| SET TASKS |
1 - Transcribe the part of the Gen Dare burger article that begins at the words "We’re not going" and stops after the words "customers eat hearty.".
2 - Summarize the article about the Gen Dare burger in two sentences.
3 - Take the Gen Dare burger article further, continuing from its last sentence.

| QUOTED PASSAGE |
◇ ◇ ◇
We’re not going to retell in great detail the story behind those toy trains that convey the Gen Dare and other deliciousness to your table at the three Fritz’s Railroad Restaurants, because the trains always get all the attention..
But for newbies, here are the basics: You grab a seat, but no server takes your order. You tell the kitchen what you want to eat by the landline phone at your table.
A few minutes pass because they cook to order. Then the whistle from what sounds like a steam locomotive blows, and everyone in the restaurant looks up to see a train carting a box of food to someone’s table. Which table!? Maybe yours! Maybe somebody else’s! Will there be a derailment?
Tension mounts as the Skat Kat delivery system that the late Fred F. “Fritz” Kropf perfected in the 1970s gets the food to who is supposed to get it — usually — and the customers eat hearty.
Yes. I agree. It’s fun and incredible.. But the trains began as a gimmick to get customers in the door to order from a menu headlined by the best burger in the metro and perhaps the galaxy, and I don’t think it gets the appreciation it deserves.
Before the trains became a big hit a half century ago, there was the Gen Dare.
Like many burgers on the menu, it’s named in honor of a Kropf relative. Gen was what Fritz always called his wife, Virginia. As for the Dare part, it’s a mystery, says their son Fred, who with his wife, Mary, own the KCK restaurant at 250 N. 18th St., that his late parents opened in the mid-1960s. Fred and Mary later added restaurants in Crown Center and Shawnee. Their son Fred helps run them.
“I don’t know where the Dare comes from,” Fred No. 2 said of Fred No. 1 (Fritz). He always had these dynamic ways of coming up with sayings and names. So he came up with the Gen Dare.”
Fritz was also inventive in his sandwich creations to differentiate his menu from the fare at McDonald’s, Burger King and all the rest.
The Kitchen Sink is topped with hot sauce, mayo and grated Parmesan cheese. The Yak comes on rye bread. The Gen Dare is all about the hash browns.
“It’s just something he came up with,” the middle Fred said. “He was just trying to make a living, and he always had some kind of odd sandwiches, and that was one of them and it was kind of a hit.”
A burger with hash browns on top; that’s the elevator pitch, but there’s more to it.
Picture the deliciousness: Sesame seed bun toasted on the flat-top grill. Mustard, ketchup and sliced pickles cover the bottom half of that bun as the rest of the scrumptious package is prepared.
◇ ◇ ◇
| PROVIDED DATA |
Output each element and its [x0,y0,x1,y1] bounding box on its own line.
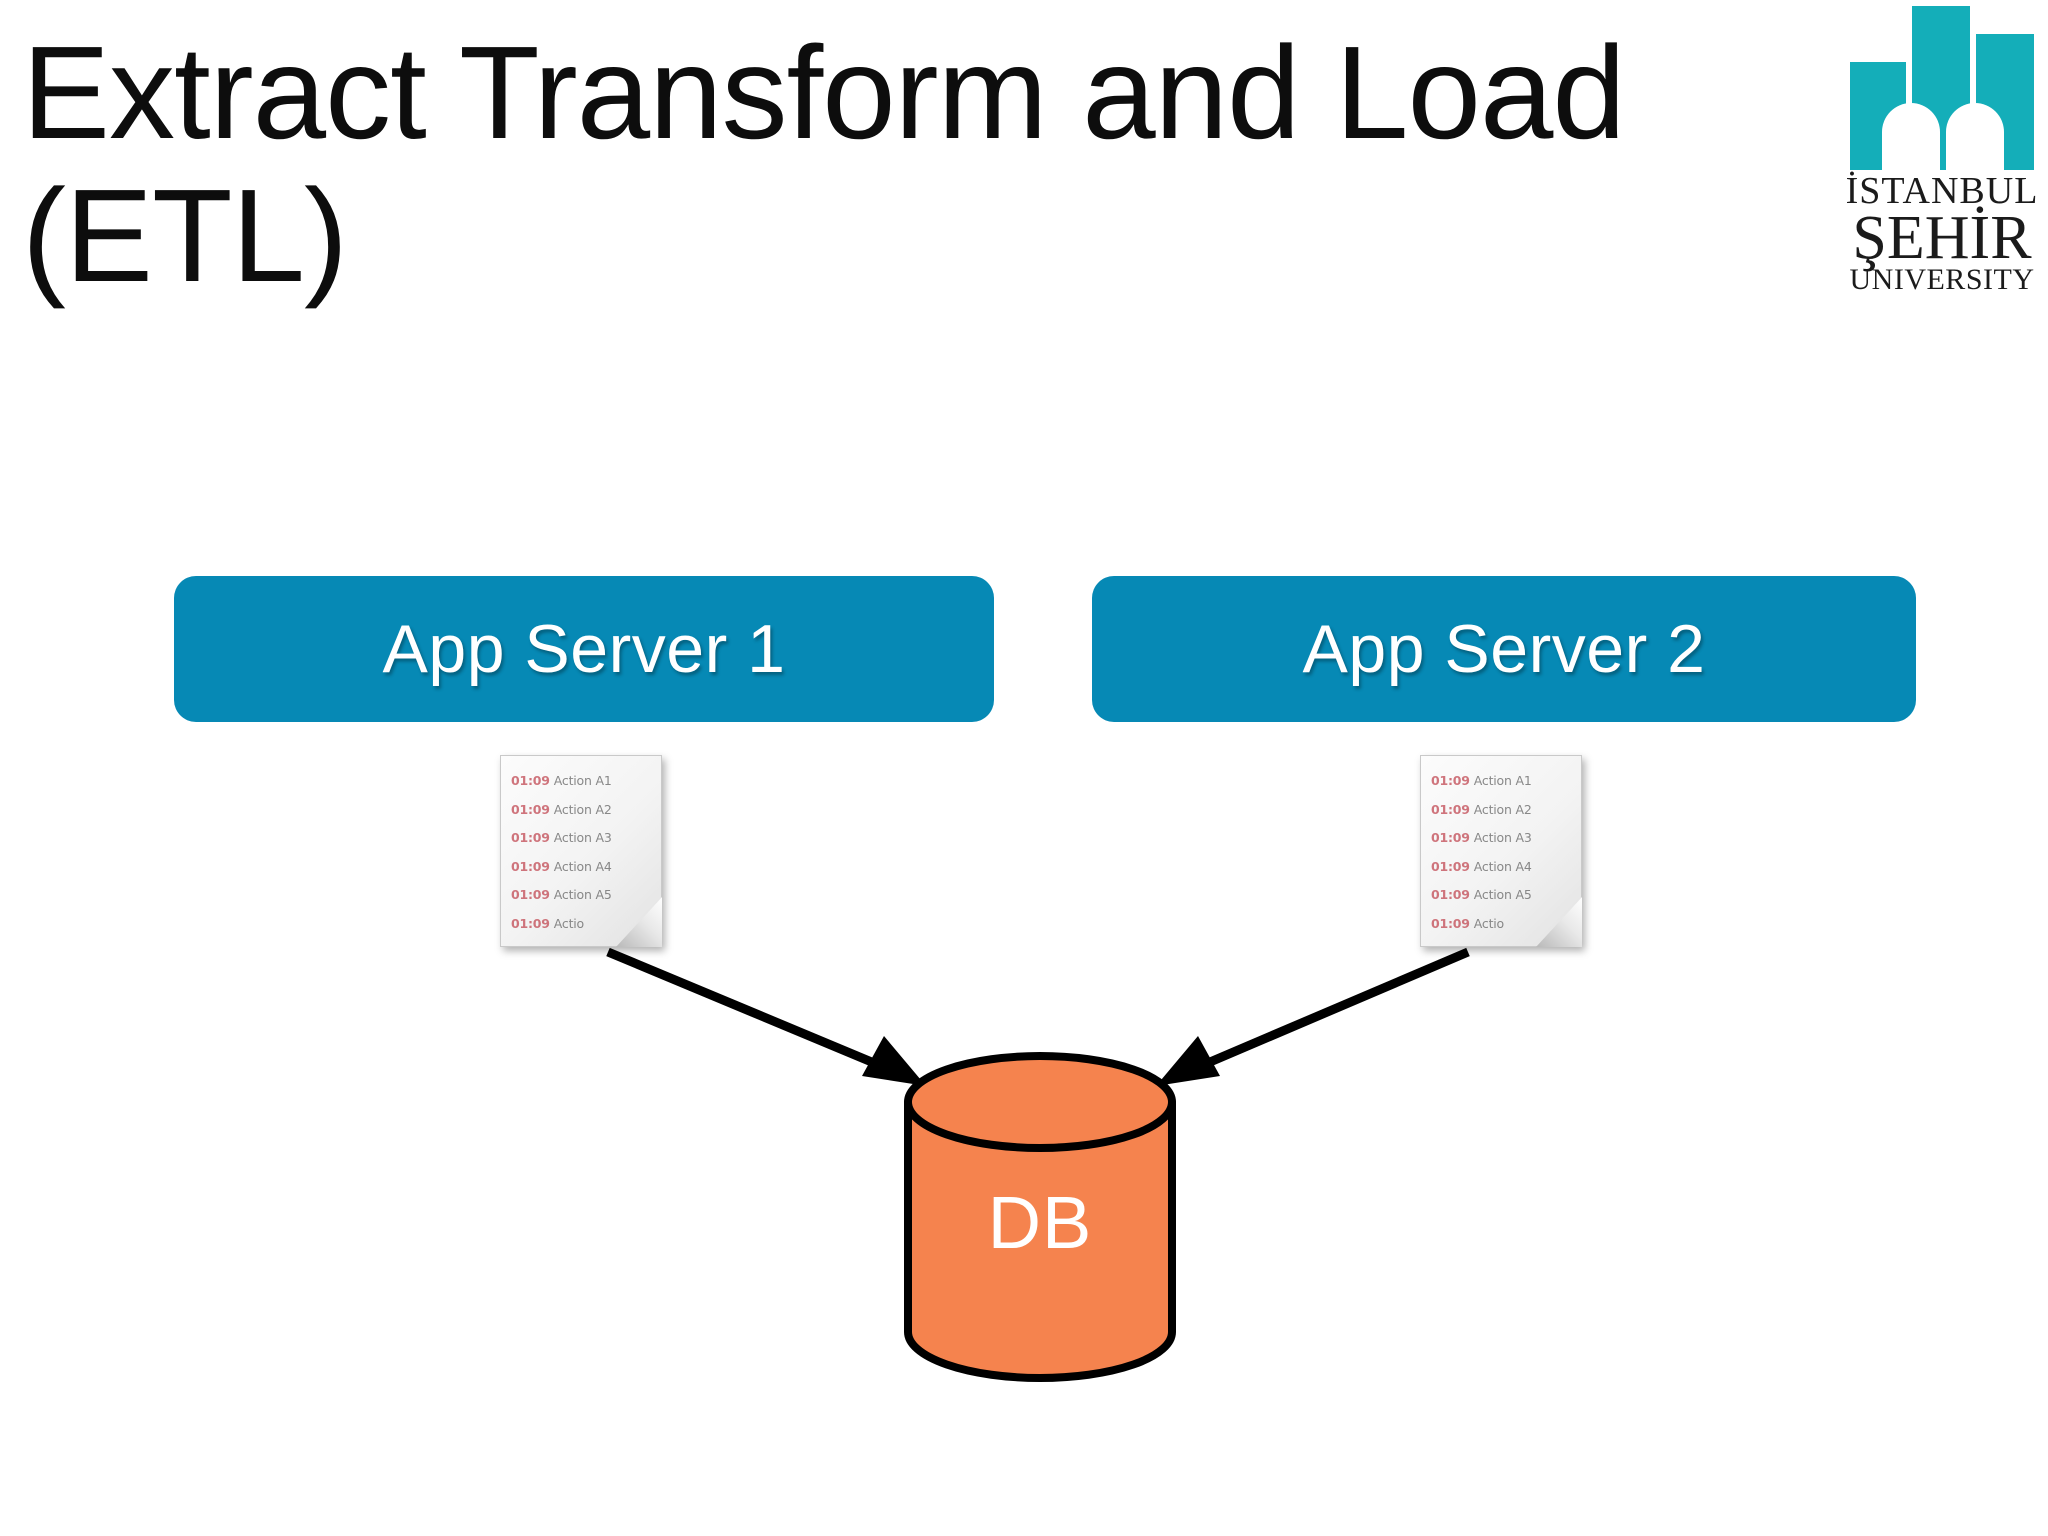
◇ ◇ ◇
| ANSWERS TO EACH TASK |
1 -
We’re not going to retell in great detail the story behind those toy trains that convey the Gen Dare and other deliciousness to your table at the three Fritz’s Railroad Restaurants, because the trains always get all the attention..
But for newbies, here are the basics: You grab a seat, but no server takes your order. You tell the kitchen what you want to eat by the landline phone at your table.
A few minutes pass because they cook to order. Then the whistle from what sounds like a steam locomotive blows, and everyone in the restaurant looks up to see a train carting a box of food to someone’s table. Which table!? Maybe yours! Maybe somebody else’s! Will there be a derailment?
Tension mounts as the Skat Kat delivery system that the late Fred F. “Fritz” Kropf perfected in the 1970s gets the food to who is supposed to get it — usually — and the customers eat hearty.

2 - At Fritz's Railroad Restaurants, customers phone in their orders and toy trains deliver the food, but the writer thinks the Gen Dare burger deserves more appreciation than the trains get. Named for Fritz Kropf's wife Virginia, whom he called Gen, the burger is topped with hash browns and was one of the odd sandwiches he created to set his menu apart from McDonald's, Burger King and the rest.

3 -
Sliced onions are seared on the grill then pressed into one or two 2-ounce beef patties that have never been frozen. Fred No. 3 showed us how it was done at the Shawnee restaurant. Once those flavors have married, he flips the burger or burgers over and tops them with American cheese.
(One patty is often enough for me because there’s more to come.) Then he tops what is already a darned good cheeseburger with a mound of hash browns. They’re shredded potatoes, not manufactured rectangles zapped in the microwave like the greasy kind at Mickey D’s.
Topped off with the other half of the bun and that’s it. The Gen Dare comes wrapped in paper along with the rest of your food order and, if somehow I forgot to mention this, arrives at your table by train. Servers deliver liquid refreshments by hand because — and I did forget to mention this — that train pulling the box of food is (caution!!) above your head and you can imagine the bad hair days that might have led to this safety measure as Fritz rolled out the system when Jerry Ford was president.
Decades after it went on the menu, the Gen Dare remains a favorite at all three Fritz’s locations, but especially at 18th Street.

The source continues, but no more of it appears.